What to work on: Scan the entries and tally the lines that include the string "commune". Reply with the figure alone.

Rows:
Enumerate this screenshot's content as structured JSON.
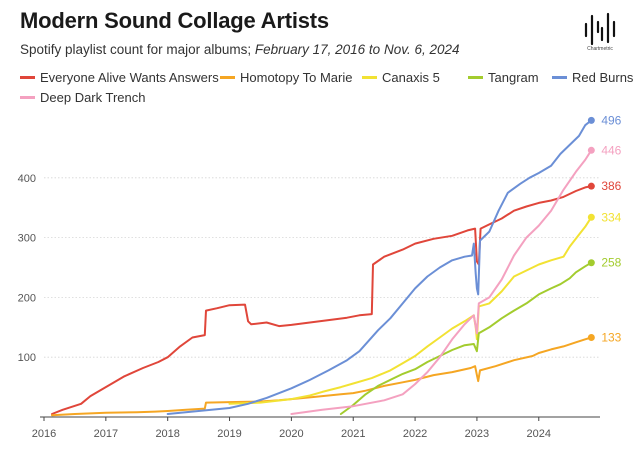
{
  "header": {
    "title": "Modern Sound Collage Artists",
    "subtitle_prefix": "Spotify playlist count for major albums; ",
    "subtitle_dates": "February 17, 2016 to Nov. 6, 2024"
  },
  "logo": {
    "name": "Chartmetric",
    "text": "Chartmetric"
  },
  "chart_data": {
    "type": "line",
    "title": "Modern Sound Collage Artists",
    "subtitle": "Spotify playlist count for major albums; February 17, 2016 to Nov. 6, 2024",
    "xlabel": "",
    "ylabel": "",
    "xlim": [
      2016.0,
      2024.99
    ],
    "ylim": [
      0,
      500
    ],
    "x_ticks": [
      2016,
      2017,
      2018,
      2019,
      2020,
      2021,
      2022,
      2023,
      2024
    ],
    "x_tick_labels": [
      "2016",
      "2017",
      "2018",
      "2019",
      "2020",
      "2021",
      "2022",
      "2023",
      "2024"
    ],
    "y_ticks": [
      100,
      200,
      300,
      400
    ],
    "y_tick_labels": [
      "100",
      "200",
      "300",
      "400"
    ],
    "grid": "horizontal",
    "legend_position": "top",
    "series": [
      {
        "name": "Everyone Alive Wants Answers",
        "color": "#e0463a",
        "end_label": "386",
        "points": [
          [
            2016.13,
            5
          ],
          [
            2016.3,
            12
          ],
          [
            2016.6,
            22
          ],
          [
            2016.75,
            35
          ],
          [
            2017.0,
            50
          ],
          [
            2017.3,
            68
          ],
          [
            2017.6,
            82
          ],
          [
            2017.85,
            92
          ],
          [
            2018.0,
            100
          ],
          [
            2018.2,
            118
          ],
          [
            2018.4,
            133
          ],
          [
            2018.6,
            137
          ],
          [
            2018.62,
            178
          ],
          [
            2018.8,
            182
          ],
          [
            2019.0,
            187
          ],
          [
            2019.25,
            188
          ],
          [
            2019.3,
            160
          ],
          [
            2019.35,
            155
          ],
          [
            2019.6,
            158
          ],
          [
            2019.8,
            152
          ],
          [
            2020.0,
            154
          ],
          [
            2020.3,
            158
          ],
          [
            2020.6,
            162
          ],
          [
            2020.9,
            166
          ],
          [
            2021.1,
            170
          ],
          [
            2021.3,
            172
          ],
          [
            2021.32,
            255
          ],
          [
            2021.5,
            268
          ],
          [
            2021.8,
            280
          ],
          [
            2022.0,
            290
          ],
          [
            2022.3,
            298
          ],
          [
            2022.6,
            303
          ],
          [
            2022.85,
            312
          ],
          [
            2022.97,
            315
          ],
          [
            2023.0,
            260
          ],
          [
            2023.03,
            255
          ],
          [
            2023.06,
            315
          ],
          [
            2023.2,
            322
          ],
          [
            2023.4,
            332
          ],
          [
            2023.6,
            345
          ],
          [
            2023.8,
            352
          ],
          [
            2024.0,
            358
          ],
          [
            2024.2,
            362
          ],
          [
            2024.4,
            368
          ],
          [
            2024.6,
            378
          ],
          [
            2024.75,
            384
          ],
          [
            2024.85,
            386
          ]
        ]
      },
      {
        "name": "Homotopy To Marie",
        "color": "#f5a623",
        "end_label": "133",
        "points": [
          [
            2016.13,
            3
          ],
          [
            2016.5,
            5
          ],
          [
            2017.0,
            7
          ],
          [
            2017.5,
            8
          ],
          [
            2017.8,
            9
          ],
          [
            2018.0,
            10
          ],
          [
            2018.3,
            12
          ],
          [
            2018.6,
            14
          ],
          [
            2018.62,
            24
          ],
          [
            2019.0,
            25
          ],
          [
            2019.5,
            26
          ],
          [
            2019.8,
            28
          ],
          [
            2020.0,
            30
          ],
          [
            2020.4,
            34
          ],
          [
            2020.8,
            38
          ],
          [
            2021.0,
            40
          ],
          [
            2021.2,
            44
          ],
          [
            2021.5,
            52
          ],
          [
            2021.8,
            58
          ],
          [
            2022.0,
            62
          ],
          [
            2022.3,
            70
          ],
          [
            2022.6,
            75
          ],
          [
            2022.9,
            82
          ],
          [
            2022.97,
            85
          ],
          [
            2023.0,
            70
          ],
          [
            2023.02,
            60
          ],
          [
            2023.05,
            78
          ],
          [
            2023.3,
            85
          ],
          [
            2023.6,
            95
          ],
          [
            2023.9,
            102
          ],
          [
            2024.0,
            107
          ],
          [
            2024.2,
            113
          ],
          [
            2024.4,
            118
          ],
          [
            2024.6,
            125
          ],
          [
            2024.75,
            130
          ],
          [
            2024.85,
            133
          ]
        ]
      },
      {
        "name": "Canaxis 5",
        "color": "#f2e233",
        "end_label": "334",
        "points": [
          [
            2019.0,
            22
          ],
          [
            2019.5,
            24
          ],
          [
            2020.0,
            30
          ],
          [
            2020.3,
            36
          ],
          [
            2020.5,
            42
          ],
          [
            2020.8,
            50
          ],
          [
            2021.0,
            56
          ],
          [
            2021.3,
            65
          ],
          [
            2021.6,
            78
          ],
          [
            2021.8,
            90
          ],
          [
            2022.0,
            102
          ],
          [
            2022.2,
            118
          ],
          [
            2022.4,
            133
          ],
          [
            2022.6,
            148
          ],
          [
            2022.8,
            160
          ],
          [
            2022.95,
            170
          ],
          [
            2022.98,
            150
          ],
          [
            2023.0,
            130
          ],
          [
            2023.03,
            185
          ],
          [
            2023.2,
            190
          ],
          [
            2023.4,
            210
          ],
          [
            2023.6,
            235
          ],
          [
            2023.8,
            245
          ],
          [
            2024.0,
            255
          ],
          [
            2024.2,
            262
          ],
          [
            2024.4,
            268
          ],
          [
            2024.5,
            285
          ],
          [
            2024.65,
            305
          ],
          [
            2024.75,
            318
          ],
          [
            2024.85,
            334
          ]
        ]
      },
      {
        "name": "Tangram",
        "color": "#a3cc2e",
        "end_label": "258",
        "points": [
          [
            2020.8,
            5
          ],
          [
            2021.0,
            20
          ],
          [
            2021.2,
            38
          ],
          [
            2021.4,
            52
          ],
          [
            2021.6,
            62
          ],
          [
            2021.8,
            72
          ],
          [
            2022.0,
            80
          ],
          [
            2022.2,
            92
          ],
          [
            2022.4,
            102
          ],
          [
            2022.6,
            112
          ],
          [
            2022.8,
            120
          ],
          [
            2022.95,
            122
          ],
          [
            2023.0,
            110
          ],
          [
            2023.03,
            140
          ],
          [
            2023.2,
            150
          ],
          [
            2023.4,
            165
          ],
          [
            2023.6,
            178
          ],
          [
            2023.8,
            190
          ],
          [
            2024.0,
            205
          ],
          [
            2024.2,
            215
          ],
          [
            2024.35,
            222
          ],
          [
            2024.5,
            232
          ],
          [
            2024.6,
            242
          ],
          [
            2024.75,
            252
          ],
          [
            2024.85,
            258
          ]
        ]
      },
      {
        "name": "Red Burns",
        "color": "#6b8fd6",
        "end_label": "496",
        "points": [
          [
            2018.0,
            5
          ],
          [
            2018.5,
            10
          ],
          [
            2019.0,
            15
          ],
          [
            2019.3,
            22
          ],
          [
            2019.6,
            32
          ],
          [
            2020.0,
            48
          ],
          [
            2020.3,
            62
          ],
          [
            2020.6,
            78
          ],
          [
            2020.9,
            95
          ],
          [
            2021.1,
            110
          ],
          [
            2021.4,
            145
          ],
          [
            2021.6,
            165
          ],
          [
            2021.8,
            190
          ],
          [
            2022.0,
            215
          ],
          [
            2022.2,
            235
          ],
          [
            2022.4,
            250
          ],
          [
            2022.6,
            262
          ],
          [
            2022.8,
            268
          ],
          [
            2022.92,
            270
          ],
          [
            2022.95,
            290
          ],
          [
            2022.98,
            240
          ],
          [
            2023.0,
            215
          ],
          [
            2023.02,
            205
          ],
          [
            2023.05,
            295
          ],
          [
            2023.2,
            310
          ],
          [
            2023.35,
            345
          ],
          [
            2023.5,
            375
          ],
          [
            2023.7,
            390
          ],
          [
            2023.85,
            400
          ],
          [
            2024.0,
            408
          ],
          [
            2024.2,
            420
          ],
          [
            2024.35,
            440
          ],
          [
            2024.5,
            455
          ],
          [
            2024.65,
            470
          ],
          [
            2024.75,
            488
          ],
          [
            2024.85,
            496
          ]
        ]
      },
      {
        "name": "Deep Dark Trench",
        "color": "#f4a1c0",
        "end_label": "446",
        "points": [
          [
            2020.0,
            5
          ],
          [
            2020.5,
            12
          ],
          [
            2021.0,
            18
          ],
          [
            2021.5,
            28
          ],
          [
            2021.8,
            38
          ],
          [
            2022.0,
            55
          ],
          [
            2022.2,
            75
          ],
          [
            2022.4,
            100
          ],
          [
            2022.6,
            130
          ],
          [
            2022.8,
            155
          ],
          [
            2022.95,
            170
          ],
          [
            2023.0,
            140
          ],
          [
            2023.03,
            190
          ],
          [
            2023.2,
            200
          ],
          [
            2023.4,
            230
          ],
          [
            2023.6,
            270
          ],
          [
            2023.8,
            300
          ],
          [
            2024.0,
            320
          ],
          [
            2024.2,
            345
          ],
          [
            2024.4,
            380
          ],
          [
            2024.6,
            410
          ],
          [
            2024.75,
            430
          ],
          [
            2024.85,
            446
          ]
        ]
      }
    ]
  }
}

* * *

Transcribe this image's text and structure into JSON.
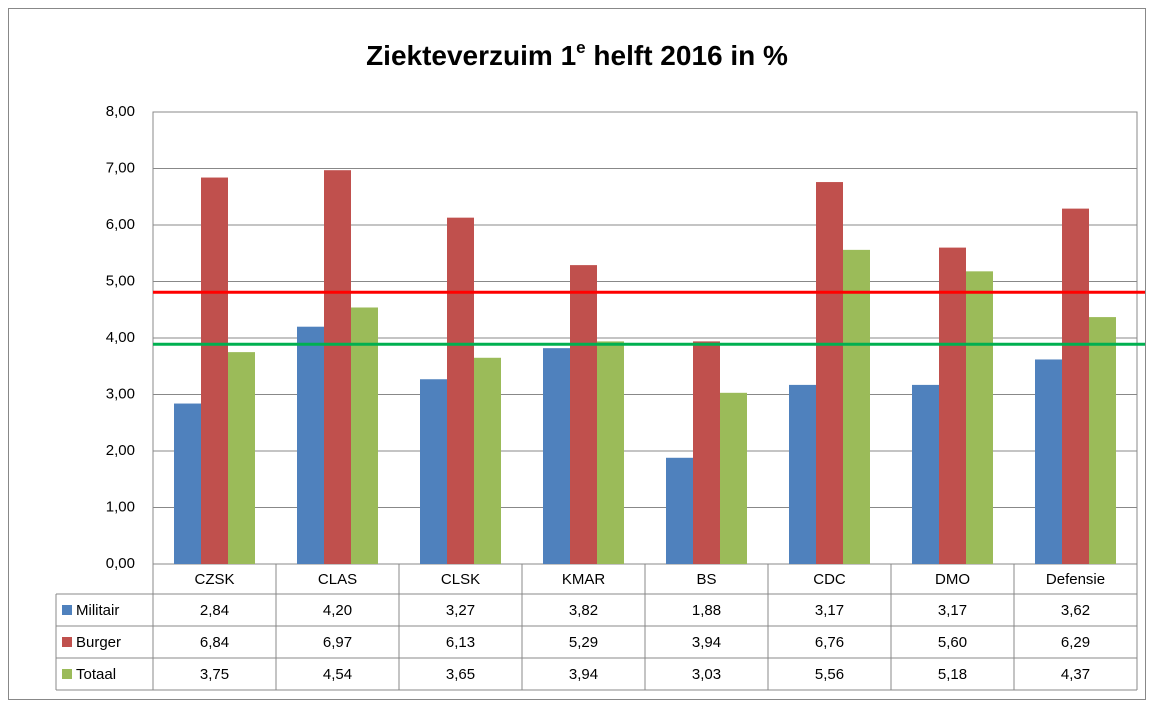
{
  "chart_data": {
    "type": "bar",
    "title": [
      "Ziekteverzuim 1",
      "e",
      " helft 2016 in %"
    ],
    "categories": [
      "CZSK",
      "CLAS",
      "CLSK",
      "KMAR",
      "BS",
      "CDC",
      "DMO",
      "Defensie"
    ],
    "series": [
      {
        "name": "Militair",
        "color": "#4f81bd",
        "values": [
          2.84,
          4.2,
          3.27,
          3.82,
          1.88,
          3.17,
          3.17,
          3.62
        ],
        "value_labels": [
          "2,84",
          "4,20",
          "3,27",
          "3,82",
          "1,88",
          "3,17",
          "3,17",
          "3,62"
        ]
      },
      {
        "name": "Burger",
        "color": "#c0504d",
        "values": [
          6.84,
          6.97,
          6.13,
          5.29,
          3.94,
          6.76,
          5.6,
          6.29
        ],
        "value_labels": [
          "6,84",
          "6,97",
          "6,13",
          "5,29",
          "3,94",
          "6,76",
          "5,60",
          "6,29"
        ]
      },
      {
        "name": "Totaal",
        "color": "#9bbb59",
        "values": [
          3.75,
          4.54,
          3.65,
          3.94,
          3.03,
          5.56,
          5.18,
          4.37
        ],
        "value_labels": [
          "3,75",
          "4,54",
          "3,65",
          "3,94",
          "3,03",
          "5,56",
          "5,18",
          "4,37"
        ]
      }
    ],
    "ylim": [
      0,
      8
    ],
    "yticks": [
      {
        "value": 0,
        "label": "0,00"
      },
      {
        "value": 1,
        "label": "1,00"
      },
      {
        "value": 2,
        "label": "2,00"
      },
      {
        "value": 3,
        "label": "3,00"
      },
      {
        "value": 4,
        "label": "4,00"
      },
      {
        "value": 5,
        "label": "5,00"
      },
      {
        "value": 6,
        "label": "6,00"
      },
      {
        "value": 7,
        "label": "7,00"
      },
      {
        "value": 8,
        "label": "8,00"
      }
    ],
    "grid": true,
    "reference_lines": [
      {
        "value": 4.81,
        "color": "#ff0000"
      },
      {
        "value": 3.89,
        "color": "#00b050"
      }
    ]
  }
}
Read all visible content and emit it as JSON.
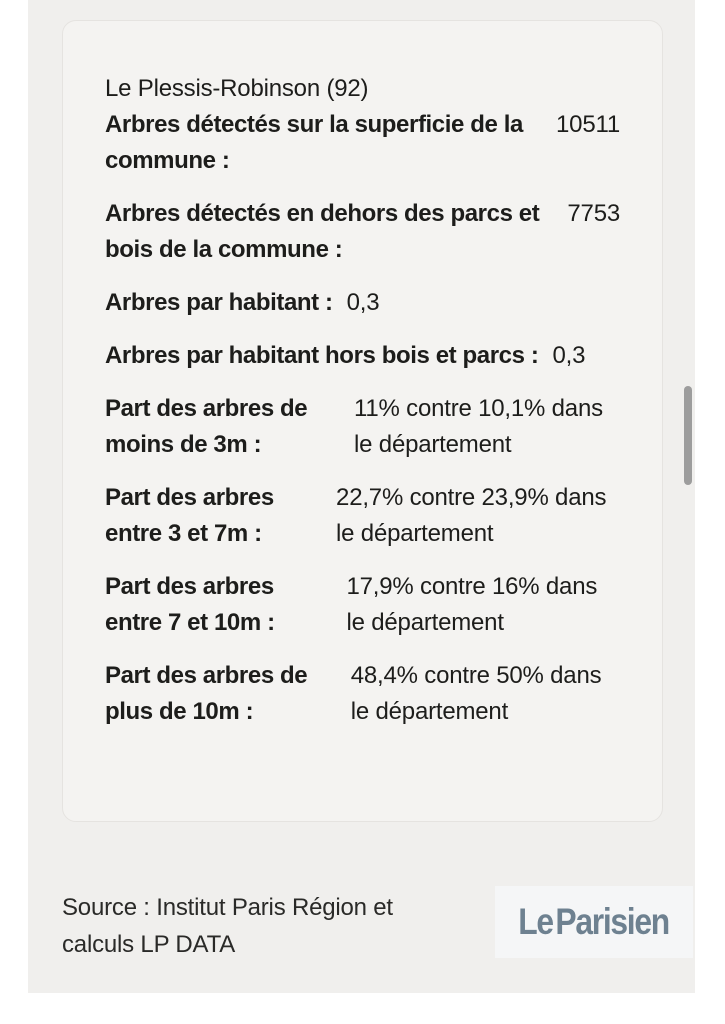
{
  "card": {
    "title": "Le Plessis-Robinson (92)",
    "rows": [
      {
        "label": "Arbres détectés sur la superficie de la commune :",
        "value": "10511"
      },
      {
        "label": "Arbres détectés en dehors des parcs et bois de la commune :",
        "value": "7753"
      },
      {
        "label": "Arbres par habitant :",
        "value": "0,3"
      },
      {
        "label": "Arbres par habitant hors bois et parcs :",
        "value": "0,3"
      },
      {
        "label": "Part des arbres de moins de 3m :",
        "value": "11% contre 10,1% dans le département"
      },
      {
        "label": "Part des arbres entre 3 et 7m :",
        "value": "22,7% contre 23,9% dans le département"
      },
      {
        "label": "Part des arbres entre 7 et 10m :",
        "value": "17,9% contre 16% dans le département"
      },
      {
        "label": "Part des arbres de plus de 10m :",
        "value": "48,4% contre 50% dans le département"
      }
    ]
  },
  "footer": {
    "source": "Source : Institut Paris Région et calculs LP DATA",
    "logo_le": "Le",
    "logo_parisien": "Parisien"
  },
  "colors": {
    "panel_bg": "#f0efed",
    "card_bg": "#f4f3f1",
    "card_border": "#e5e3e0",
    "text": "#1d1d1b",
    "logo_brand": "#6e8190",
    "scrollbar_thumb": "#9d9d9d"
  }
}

Exercise answer: 2